» **AIM**:
Give back the entire listing verbatim.

» **INFORMATION SUPPLIED**:
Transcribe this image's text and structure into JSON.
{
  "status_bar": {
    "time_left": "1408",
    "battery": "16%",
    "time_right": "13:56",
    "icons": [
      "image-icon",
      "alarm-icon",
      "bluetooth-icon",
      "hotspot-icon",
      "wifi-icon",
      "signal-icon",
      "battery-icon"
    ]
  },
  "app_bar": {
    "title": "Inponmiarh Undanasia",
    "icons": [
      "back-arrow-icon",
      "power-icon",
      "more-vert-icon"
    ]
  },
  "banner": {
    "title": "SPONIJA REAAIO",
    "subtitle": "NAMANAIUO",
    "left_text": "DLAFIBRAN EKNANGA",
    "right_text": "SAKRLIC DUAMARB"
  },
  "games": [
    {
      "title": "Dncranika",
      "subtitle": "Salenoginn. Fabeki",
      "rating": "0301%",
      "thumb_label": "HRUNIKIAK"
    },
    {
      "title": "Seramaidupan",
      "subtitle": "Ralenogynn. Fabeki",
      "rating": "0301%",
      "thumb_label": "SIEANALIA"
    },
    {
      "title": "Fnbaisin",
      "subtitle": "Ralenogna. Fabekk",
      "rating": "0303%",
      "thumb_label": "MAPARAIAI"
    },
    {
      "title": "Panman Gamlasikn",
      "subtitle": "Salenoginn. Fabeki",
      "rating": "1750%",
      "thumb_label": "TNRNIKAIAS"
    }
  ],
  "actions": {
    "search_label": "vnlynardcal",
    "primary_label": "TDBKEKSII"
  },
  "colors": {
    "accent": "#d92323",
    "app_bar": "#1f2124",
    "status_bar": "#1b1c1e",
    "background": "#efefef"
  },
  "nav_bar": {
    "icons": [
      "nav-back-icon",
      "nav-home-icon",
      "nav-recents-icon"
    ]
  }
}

» **RESULT FOR THIS EXERCISE**:
Transcribe this image's text and structure into JSON.
{
  "status_bar": {
    "time_left": "1408",
    "battery": "16%",
    "time_right": "13:56",
    "icons": [
      "image-icon",
      "alarm-icon",
      "bluetooth-icon",
      "hotspot-icon",
      "wifi-icon",
      "signal-icon",
      "battery-icon"
    ]
  },
  "app_bar": {
    "title": "Inponmiarh Undanasia",
    "icons": [
      "back-arrow-icon",
      "power-icon",
      "more-vert-icon"
    ]
  },
  "banner": {
    "title": "SPONIJA REAAIO",
    "subtitle": "NAMANAIUO",
    "left_text": "DLAFIBRAN EKNANGA",
    "right_text": "SAKRLIC DUAMARB"
  },
  "games": [
    {
      "title": "Dncranika",
      "subtitle": "Salenoginn. Fabeki",
      "rating": "0301%",
      "thumb_label": "HRUNIKIAK"
    },
    {
      "title": "Seramaidupan",
      "subtitle": "Ralenogynn. Fabeki",
      "rating": "0301%",
      "thumb_label": "SIEANALIA"
    },
    {
      "title": "Fnbaisin",
      "subtitle": "Ralenogna. Fabekk",
      "rating": "0303%",
      "thumb_label": "MAPARAIAI"
    },
    {
      "title": "Panman Gamlasikn",
      "subtitle": "Salenoginn. Fabeki",
      "rating": "1750%",
      "thumb_label": "TNRNIKAIAS"
    }
  ],
  "actions": {
    "search_label": "vnlynardcal",
    "primary_label": "TDBKEKSII"
  },
  "colors": {
    "accent": "#d92323",
    "app_bar": "#1f2124",
    "status_bar": "#1b1c1e",
    "background": "#efefef"
  },
  "nav_bar": {
    "icons": [
      "nav-back-icon",
      "nav-home-icon",
      "nav-recents-icon"
    ]
  }
}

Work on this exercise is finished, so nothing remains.